◆ Quoted text:
------------------------------------------------------------------------

The pushpin is composed of a grid with two columns. The left column contains the actual marker build of on Ellipse and a Path object, and the right column contains the information about the object. Again, this time we have to use the render transform to translate the Pushpin to the lower left corner. This DataTemplate is defined directly in the MainPage class because it has a MouseLeftButtonDown event wired to a method which is part of this class. In this method, we are just changing the currently selected BikeStation to the one on which the user clicks.

private void Pushpin_MouseLeftButtonDown(object sender, MouseButtonEventArgs e)
{
  if (this.CurrentStation != null)
  {
    this.CurrentStation.IsSelected = false;
  }

  BikeStation station = (BikeStation)((Pushpin)sender).DataContext;
  station.IsSelected = true;
  this.CurrentStation = station;
}

In the DataTemplate, two dependency properties depend on the IsSelected property of the BikeStation: the Visibility of the right column containing the detailed information and also the color of the pushpin. Thus the boolean value has to be converted to the appropriate type. In my application, I have used the Generic Boolean to Value Converter idea which I found on the blog of Anthony Jones, so all credit for this goes to him.

Visualizing the routes

The last items to be placed on the map are the routes. I have decided to always visualize only the selected route which is in the CurrentRoute property. This time we use the MapPolyline component. This component has its Location property bound to the Locations property of BikeRoute which is of type LocationCollection.

<map:MapPolyline Locations="{Binding Path=CurrentRoute.Locations}" 
                 Stroke="Black" StrokeThickness="3"/>

Tombstoning

Tombstoning is the name for the process of saving an application's state each time the application is either being closed or only deactivated. You have to implement tombstoning because WP7 will only allow one application to be running at one time (with the exception of some "Choosers" and "Launchers"). So when the user, for example, receives a phone call, the application has to save its current state and after the user finishes, come back and pretend that nothing happened. Furthermore, even when the user closes the application correctly, the next time he will open it, maybe he should see it as before closing.

General explanation

In order to explain it correctly, I have drawn the following diagram. There are basically three states for your application and several events which allow transitions between these states.

------------------------------------------------------------------------

◆ Supplied data:
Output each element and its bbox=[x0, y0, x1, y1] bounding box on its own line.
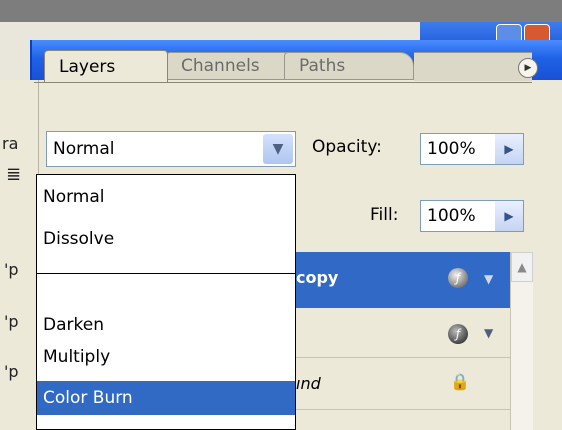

------------------------------------------------------------------------

◆ Set problem 1:
Rewrite the section of the bike map tutorial that begins with the words containing "private void Pushpin_MouseLeftButtonDown(object" and ends with "goes to him.", putting "SelectedStation" in place of "CurrentStation".
◆ Set problem 2:
Write the next part of the bike map tutorial, picking up after its last sentence.

◆ Task response 1:
private void Pushpin_MouseLeftButtonDown(object sender, MouseButtonEventArgs e)
{
  if (this.SelectedStation != null)
  {
    this.SelectedStation.IsSelected = false;
  }

  BikeStation station = (BikeStation)((Pushpin)sender).DataContext;
  station.IsSelected = true;
  this.SelectedStation = station;
}

In the DataTemplate, two dependency properties depend on the IsSelected property of the BikeStation: the Visibility of the right column containing the detailed information and also the color of the pushpin. Thus the boolean value has to be converted to the appropriate type. In my application, I have used the Generic Boolean to Value Converter idea which I found on the blog of Anthony Jones, so all credit for this goes to him.

◆ Task response 2:
StateDiagram.jpg

In your App.xaml.cs file, there are already empty event handlers for all of these events - so basically, waiting for the code to be written and implement tombstoning.

When the user launches the application, it gets to its "Running" state. Then we have two possibilities. Either the user closes the application correctly by clicking the "back" button, or he will receive a call, start a search, and take a picture or perform any other interrupting activity. If that happens, we have to tombstone the application - save its current state. After the application is "tombstoned" in its deactivated state, there are again two possibilities. Either the user will press the "back" button and come back to the application directly, or he will go to the menu and launch the application again. We should implement the tombstoning so that the previous two scenarios will end up the same.

General approach description

We will wrap all the data which needs to be stored to a data model class. This class in my case is called BikeSituation and contains all the stations and routes visualized on the map. After that, this class can be persisted. When the application is closed, this class will be serialized and stored in IsolatedStorage. When the application is just deactivated, this class will be stored in the PhoneApplicationService.Current.State dictionary. The PhoneApplicationService class is dedicated to managing the application life cycle.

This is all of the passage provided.